--- Data entries ---

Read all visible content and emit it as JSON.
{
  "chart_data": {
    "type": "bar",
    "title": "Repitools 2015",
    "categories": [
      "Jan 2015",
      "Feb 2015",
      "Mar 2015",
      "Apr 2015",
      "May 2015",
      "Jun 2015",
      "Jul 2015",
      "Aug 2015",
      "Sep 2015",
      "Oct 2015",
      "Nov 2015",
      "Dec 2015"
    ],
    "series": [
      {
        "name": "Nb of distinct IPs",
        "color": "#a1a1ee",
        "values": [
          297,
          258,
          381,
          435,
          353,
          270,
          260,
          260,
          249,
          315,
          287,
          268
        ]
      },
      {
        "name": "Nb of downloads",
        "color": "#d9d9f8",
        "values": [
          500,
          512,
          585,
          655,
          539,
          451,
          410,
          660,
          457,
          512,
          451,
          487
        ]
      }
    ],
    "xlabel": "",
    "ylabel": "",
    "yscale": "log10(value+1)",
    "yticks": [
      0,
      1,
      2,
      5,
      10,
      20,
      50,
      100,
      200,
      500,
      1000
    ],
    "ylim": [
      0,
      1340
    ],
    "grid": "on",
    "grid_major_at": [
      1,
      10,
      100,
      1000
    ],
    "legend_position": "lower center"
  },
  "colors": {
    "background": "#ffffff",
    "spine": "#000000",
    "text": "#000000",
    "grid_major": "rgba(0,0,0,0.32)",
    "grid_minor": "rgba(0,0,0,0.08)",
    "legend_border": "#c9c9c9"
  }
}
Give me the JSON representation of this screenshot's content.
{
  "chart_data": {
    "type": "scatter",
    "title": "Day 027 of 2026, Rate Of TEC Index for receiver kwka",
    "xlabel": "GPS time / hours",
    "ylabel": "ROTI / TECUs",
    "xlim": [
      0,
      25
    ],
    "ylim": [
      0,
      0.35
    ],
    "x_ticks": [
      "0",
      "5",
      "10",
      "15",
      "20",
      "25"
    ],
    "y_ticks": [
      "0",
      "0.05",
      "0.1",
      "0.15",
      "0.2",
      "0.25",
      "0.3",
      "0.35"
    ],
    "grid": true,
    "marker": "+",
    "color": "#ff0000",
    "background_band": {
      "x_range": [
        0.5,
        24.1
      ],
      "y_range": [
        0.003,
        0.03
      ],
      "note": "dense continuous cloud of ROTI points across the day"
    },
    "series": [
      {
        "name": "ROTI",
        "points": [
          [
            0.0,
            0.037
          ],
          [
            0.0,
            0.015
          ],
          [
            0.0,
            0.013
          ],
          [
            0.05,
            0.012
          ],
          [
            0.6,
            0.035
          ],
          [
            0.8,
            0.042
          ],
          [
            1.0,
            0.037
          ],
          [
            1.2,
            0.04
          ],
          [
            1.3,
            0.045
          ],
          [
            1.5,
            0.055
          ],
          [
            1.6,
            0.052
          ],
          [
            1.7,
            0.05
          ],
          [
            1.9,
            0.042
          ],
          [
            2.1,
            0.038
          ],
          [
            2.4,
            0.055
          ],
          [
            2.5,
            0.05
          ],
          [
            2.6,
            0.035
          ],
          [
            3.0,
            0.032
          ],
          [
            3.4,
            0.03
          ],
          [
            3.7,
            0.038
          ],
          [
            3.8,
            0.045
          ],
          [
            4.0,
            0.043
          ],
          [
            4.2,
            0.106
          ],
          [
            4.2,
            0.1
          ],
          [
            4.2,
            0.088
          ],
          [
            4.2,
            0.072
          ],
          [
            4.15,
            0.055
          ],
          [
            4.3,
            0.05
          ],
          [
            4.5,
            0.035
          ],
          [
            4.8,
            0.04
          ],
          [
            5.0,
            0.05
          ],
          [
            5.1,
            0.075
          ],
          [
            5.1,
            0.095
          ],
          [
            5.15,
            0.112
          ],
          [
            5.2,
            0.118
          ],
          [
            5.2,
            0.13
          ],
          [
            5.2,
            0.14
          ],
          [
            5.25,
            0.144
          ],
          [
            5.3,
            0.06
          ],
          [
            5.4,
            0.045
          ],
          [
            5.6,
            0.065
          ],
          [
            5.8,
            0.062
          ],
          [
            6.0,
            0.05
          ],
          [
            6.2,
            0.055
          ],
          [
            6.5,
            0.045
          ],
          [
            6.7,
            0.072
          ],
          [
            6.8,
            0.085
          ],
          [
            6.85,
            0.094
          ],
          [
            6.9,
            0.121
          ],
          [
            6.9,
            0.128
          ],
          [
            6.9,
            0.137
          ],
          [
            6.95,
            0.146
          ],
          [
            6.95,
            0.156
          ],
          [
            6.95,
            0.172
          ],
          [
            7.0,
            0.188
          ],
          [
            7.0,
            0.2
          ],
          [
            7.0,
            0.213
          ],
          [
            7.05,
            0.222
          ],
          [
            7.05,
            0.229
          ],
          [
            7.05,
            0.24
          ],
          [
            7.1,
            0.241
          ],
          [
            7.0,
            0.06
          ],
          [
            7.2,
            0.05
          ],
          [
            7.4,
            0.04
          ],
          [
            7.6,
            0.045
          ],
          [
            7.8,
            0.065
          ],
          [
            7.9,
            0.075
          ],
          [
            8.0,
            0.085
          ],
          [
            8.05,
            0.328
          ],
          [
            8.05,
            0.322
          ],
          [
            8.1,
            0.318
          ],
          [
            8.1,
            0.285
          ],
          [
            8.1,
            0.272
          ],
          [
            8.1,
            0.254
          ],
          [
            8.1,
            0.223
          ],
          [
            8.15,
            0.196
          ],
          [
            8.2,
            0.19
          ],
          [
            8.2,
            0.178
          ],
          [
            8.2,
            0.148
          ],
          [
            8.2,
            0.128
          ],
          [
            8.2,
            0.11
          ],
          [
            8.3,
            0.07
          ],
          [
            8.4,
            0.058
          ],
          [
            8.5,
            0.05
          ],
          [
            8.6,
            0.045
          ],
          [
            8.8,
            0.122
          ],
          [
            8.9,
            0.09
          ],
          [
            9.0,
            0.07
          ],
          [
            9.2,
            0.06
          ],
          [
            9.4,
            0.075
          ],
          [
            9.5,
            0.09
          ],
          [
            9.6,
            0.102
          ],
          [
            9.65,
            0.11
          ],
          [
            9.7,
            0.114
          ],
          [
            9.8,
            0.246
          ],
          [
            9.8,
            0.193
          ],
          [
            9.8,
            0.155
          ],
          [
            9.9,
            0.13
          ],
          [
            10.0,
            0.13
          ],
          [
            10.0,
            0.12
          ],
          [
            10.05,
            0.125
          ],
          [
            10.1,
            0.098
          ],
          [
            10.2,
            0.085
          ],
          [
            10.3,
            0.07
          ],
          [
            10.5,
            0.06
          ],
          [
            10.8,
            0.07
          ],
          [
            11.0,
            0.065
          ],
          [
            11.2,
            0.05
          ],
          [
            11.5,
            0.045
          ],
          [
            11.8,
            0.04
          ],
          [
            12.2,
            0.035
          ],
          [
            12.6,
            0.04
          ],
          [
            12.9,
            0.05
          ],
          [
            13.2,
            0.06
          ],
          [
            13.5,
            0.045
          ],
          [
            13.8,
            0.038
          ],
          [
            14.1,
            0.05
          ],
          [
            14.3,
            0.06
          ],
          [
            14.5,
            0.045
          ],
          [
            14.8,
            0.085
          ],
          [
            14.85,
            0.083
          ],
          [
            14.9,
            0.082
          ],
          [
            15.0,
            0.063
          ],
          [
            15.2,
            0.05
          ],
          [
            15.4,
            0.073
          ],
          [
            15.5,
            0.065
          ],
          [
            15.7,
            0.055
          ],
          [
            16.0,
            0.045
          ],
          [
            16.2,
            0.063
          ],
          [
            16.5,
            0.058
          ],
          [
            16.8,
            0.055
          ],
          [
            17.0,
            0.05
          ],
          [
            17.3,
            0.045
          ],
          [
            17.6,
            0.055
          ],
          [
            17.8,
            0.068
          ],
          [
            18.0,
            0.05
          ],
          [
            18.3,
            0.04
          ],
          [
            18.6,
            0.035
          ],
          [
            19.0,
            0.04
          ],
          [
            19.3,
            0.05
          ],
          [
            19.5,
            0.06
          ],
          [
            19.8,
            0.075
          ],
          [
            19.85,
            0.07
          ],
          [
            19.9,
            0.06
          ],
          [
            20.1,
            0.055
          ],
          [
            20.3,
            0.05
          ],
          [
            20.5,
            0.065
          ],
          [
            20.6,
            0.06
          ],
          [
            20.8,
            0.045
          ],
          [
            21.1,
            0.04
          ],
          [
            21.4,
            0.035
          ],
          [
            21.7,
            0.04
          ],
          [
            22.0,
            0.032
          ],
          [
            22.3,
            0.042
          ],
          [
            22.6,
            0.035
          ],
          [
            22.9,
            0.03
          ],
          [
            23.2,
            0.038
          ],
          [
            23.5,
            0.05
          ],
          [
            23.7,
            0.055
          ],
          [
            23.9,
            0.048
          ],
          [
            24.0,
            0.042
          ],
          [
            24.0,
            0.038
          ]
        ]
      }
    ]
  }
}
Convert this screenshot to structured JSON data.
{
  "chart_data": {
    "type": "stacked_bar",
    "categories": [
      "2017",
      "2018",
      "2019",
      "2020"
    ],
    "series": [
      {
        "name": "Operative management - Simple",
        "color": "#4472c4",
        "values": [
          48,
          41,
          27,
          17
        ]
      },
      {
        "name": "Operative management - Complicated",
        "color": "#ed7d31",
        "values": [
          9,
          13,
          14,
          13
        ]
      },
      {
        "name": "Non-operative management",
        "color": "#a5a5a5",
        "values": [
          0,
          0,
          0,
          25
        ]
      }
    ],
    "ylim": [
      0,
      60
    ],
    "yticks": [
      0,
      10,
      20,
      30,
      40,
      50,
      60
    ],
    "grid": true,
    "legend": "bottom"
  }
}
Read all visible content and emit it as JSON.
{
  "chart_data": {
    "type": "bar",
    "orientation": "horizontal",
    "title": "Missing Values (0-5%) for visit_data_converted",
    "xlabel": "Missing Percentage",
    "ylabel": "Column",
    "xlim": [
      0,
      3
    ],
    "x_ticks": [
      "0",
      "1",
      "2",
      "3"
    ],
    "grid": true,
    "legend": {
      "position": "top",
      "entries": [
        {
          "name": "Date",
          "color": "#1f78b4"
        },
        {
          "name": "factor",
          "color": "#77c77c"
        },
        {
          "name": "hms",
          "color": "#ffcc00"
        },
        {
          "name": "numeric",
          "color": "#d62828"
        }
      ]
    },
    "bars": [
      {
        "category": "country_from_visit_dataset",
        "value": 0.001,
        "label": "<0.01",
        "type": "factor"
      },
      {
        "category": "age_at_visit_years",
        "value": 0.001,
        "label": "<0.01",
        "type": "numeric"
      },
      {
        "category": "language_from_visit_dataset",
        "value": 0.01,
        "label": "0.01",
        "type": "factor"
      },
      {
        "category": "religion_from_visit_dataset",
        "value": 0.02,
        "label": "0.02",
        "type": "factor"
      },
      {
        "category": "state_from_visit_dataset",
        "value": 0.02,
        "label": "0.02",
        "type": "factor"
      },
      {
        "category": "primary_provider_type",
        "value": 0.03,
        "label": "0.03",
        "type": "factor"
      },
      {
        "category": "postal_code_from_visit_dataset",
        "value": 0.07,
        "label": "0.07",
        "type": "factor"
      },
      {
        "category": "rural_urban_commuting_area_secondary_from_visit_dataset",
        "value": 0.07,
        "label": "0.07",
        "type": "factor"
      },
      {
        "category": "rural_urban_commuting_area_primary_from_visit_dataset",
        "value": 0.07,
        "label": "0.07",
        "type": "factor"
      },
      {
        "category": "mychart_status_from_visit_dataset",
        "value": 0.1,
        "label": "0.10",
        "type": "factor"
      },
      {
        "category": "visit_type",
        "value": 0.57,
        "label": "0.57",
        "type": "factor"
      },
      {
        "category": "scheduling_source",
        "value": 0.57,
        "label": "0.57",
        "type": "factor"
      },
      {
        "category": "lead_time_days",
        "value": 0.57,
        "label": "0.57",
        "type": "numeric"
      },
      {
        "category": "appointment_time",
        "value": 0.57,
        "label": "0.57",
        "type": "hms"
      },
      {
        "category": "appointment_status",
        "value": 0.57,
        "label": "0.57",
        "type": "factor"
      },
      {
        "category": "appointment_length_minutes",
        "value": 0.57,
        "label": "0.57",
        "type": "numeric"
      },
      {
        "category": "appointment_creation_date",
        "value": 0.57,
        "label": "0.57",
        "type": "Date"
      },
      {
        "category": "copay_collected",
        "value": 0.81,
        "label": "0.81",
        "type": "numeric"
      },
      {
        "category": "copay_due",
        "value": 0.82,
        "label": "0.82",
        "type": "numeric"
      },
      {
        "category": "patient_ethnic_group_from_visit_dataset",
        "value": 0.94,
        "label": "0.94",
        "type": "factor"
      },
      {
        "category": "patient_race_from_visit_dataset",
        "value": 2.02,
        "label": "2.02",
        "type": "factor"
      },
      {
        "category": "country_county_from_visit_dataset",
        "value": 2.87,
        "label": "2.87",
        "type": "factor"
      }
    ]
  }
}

--- Work to do ---
Extract from the material all lines containing the string "title".

--- Problem solution ---
    "title": "Repitools 2015",
    "title": "Day 027 of 2026, Rate Of TEC Index for receiver kwka",
    "title": "Missing Values (0-5%) for visit_data_converted",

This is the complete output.